Work instructions: Give back all the data exactly, line by line.

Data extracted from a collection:
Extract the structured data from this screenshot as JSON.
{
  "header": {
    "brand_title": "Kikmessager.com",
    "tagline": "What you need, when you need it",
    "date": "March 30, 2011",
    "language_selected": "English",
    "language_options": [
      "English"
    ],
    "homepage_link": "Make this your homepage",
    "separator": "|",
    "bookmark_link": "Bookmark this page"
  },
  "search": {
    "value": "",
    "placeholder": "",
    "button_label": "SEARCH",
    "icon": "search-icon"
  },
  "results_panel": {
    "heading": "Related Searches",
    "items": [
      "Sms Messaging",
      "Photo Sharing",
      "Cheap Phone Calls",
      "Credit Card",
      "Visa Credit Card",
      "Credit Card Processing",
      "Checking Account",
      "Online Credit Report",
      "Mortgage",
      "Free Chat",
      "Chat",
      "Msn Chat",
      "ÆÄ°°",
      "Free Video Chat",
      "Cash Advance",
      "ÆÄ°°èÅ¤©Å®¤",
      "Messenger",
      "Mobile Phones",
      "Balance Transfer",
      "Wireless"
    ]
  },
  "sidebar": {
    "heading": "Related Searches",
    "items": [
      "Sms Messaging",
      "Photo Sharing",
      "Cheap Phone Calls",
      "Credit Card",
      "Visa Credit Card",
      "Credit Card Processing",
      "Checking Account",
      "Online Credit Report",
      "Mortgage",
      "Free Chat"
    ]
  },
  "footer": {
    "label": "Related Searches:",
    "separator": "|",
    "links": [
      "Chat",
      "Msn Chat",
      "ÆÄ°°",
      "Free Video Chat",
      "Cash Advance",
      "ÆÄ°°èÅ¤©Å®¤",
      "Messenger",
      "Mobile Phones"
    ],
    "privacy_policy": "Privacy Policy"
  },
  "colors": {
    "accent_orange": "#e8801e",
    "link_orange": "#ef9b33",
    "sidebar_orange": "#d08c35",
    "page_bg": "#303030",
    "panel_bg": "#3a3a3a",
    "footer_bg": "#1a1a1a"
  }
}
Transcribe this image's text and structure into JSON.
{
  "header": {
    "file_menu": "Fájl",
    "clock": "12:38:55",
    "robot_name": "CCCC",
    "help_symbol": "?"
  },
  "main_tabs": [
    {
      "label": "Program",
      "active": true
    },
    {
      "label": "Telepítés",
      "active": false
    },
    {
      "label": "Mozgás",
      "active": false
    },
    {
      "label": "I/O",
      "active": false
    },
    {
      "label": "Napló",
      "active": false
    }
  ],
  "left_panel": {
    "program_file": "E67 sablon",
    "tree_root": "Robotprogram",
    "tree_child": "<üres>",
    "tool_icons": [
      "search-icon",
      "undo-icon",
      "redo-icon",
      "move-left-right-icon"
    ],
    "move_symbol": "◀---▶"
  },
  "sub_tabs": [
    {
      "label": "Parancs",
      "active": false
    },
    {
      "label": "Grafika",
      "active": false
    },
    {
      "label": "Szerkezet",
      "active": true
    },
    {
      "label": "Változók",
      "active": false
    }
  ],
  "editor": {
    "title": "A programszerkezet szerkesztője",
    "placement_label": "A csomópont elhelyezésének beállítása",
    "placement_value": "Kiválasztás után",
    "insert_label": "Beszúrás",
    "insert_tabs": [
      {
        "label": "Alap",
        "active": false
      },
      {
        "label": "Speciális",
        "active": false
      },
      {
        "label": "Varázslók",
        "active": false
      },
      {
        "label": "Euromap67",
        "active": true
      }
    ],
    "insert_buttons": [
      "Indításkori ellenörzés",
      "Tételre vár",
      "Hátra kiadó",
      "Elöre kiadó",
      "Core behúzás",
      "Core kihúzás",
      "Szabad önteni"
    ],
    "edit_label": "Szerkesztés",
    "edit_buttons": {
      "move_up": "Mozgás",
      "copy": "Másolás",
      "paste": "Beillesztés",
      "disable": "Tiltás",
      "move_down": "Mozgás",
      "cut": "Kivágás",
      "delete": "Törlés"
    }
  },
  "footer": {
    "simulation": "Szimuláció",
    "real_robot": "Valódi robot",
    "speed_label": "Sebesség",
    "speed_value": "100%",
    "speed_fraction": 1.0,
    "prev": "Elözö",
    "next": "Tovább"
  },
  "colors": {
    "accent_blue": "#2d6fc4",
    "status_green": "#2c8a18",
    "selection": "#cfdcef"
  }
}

Answer in full:
Extract the structured data from this screenshot as JSON.
{
  "header": {
    "brand_title": "Kikmessager.com",
    "tagline": "What you need, when you need it",
    "date": "March 30, 2011",
    "language_selected": "English",
    "language_options": [
      "English"
    ],
    "homepage_link": "Make this your homepage",
    "separator": "|",
    "bookmark_link": "Bookmark this page"
  },
  "search": {
    "value": "",
    "placeholder": "",
    "button_label": "SEARCH",
    "icon": "search-icon"
  },
  "results_panel": {
    "heading": "Related Searches",
    "items": [
      "Sms Messaging",
      "Photo Sharing",
      "Cheap Phone Calls",
      "Credit Card",
      "Visa Credit Card",
      "Credit Card Processing",
      "Checking Account",
      "Online Credit Report",
      "Mortgage",
      "Free Chat",
      "Chat",
      "Msn Chat",
      "ÆÄ°°",
      "Free Video Chat",
      "Cash Advance",
      "ÆÄ°°èÅ¤©Å®¤",
      "Messenger",
      "Mobile Phones",
      "Balance Transfer",
      "Wireless"
    ]
  },
  "sidebar": {
    "heading": "Related Searches",
    "items": [
      "Sms Messaging",
      "Photo Sharing",
      "Cheap Phone Calls",
      "Credit Card",
      "Visa Credit Card",
      "Credit Card Processing",
      "Checking Account",
      "Online Credit Report",
      "Mortgage",
      "Free Chat"
    ]
  },
  "footer": {
    "label": "Related Searches:",
    "separator": "|",
    "links": [
      "Chat",
      "Msn Chat",
      "ÆÄ°°",
      "Free Video Chat",
      "Cash Advance",
      "ÆÄ°°èÅ¤©Å®¤",
      "Messenger",
      "Mobile Phones"
    ],
    "privacy_policy": "Privacy Policy"
  },
  "colors": {
    "accent_orange": "#e8801e",
    "link_orange": "#ef9b33",
    "sidebar_orange": "#d08c35",
    "page_bg": "#303030",
    "panel_bg": "#3a3a3a",
    "footer_bg": "#1a1a1a"
  }
}
Transcribe this image's text and structure into JSON.
{
  "header": {
    "file_menu": "Fájl",
    "clock": "12:38:55",
    "robot_name": "CCCC",
    "help_symbol": "?"
  },
  "main_tabs": [
    {
      "label": "Program",
      "active": true
    },
    {
      "label": "Telepítés",
      "active": false
    },
    {
      "label": "Mozgás",
      "active": false
    },
    {
      "label": "I/O",
      "active": false
    },
    {
      "label": "Napló",
      "active": false
    }
  ],
  "left_panel": {
    "program_file": "E67 sablon",
    "tree_root": "Robotprogram",
    "tree_child": "<üres>",
    "tool_icons": [
      "search-icon",
      "undo-icon",
      "redo-icon",
      "move-left-right-icon"
    ],
    "move_symbol": "◀---▶"
  },
  "sub_tabs": [
    {
      "label": "Parancs",
      "active": false
    },
    {
      "label": "Grafika",
      "active": false
    },
    {
      "label": "Szerkezet",
      "active": true
    },
    {
      "label": "Változók",
      "active": false
    }
  ],
  "editor": {
    "title": "A programszerkezet szerkesztője",
    "placement_label": "A csomópont elhelyezésének beállítása",
    "placement_value": "Kiválasztás után",
    "insert_label": "Beszúrás",
    "insert_tabs": [
      {
        "label": "Alap",
        "active": false
      },
      {
        "label": "Speciális",
        "active": false
      },
      {
        "label": "Varázslók",
        "active": false
      },
      {
        "label": "Euromap67",
        "active": true
      }
    ],
    "insert_buttons": [
      "Indításkori ellenörzés",
      "Tételre vár",
      "Hátra kiadó",
      "Elöre kiadó",
      "Core behúzás",
      "Core kihúzás",
      "Szabad önteni"
    ],
    "edit_label": "Szerkesztés",
    "edit_buttons": {
      "move_up": "Mozgás",
      "copy": "Másolás",
      "paste": "Beillesztés",
      "disable": "Tiltás",
      "move_down": "Mozgás",
      "cut": "Kivágás",
      "delete": "Törlés"
    }
  },
  "footer": {
    "simulation": "Szimuláció",
    "real_robot": "Valódi robot",
    "speed_label": "Sebesség",
    "speed_value": "100%",
    "speed_fraction": 1.0,
    "prev": "Elözö",
    "next": "Tovább"
  },
  "colors": {
    "accent_blue": "#2d6fc4",
    "status_green": "#2c8a18",
    "selection": "#cfdcef"
  }
}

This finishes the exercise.